→ EXERCISE INSTRUCTIONS
Once you have read the records below, report how many lines contain the word "consumo", and give nothing besides that number.

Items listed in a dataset
=== Begin Enclosure ===

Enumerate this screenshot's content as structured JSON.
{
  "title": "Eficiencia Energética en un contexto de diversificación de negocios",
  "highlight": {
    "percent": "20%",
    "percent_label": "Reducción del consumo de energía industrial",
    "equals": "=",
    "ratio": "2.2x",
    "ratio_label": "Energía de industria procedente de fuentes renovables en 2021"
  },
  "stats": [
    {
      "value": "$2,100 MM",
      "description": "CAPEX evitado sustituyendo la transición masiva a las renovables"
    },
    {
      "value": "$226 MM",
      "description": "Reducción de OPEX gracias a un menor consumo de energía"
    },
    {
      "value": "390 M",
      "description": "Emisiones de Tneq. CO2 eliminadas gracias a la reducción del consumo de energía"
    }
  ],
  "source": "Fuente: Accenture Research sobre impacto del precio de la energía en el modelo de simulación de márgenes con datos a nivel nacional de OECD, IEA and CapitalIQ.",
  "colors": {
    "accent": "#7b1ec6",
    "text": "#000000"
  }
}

=== End Enclosure ===

→ RESPONSE
3